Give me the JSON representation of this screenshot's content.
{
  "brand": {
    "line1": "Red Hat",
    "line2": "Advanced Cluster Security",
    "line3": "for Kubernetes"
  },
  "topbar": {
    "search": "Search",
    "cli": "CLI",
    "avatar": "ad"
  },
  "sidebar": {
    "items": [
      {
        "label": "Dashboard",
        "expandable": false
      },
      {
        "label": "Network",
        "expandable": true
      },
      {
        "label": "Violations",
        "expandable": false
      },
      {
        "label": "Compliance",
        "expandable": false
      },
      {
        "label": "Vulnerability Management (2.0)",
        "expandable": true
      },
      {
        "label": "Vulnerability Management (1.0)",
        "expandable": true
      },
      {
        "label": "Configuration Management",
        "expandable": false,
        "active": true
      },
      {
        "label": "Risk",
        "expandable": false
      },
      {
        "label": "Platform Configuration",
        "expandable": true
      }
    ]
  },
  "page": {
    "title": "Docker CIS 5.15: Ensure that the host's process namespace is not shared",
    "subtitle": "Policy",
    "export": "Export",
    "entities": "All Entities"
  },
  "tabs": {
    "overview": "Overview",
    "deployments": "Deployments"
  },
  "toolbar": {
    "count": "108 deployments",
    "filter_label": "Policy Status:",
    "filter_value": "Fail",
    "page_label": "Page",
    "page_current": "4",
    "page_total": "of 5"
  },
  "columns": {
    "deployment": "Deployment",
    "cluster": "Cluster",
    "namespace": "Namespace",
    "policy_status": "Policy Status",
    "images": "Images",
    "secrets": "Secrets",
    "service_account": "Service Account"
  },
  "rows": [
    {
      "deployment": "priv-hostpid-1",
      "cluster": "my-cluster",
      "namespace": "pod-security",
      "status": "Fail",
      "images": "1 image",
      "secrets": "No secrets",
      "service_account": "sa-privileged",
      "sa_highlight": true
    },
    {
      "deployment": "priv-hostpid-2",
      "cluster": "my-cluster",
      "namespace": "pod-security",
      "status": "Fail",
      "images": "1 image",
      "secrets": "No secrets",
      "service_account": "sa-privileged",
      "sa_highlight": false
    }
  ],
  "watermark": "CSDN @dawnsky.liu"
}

__________________________________________________

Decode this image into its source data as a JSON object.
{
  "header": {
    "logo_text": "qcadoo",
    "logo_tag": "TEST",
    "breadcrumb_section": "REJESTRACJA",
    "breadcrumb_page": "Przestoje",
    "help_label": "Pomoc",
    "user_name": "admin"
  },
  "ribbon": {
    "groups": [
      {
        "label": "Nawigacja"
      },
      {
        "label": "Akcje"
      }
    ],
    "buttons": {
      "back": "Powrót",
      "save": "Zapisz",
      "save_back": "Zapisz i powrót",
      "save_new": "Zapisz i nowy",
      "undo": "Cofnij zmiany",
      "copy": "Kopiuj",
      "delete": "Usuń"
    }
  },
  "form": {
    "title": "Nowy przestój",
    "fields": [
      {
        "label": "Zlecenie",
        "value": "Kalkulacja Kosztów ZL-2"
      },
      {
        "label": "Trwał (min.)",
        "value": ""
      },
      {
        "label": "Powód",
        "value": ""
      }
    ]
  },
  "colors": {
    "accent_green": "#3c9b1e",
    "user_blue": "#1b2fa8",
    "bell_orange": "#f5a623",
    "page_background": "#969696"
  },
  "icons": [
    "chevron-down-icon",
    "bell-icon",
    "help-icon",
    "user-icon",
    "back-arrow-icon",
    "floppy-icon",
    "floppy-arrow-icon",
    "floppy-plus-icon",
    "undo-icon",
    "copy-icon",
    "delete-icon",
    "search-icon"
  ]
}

__________________________________________________

> Challenge: Report every line in the data above in which the word "Policy" appears.

> Result for this task:
    "subtitle": "Policy",
    "filter_label": "Policy Status:",
    "policy_status": "Policy Status",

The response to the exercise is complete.